Each record below should be repeated precisely as written.
** START OF Extracted information **
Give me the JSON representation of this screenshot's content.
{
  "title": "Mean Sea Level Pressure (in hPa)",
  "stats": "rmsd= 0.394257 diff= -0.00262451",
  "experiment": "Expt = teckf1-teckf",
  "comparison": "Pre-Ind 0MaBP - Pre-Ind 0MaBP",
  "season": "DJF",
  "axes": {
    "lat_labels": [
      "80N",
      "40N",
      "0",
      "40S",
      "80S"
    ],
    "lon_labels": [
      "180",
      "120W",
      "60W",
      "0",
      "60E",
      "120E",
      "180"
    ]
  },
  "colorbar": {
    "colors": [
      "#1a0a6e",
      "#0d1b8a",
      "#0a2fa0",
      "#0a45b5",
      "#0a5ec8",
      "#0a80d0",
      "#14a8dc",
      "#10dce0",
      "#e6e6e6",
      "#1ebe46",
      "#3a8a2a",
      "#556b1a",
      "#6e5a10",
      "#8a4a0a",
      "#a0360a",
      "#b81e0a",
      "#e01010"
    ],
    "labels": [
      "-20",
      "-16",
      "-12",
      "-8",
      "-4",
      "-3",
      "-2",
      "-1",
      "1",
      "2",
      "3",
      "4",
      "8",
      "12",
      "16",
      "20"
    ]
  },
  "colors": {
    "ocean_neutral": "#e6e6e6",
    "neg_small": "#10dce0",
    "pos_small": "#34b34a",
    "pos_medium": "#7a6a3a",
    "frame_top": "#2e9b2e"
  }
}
** END OF Extracted information **
Output for this task ::
Give me the JSON representation of this screenshot's content.
{
  "title": "Mean Sea Level Pressure (in hPa)",
  "stats": "rmsd= 0.394257 diff= -0.00262451",
  "experiment": "Expt = teckf1-teckf",
  "comparison": "Pre-Ind 0MaBP - Pre-Ind 0MaBP",
  "season": "DJF",
  "axes": {
    "lat_labels": [
      "80N",
      "40N",
      "0",
      "40S",
      "80S"
    ],
    "lon_labels": [
      "180",
      "120W",
      "60W",
      "0",
      "60E",
      "120E",
      "180"
    ]
  },
  "colorbar": {
    "colors": [
      "#1a0a6e",
      "#0d1b8a",
      "#0a2fa0",
      "#0a45b5",
      "#0a5ec8",
      "#0a80d0",
      "#14a8dc",
      "#10dce0",
      "#e6e6e6",
      "#1ebe46",
      "#3a8a2a",
      "#556b1a",
      "#6e5a10",
      "#8a4a0a",
      "#a0360a",
      "#b81e0a",
      "#e01010"
    ],
    "labels": [
      "-20",
      "-16",
      "-12",
      "-8",
      "-4",
      "-3",
      "-2",
      "-1",
      "1",
      "2",
      "3",
      "4",
      "8",
      "12",
      "16",
      "20"
    ]
  },
  "colors": {
    "ocean_neutral": "#e6e6e6",
    "neg_small": "#10dce0",
    "pos_small": "#34b34a",
    "pos_medium": "#7a6a3a",
    "frame_top": "#2e9b2e"
  }
}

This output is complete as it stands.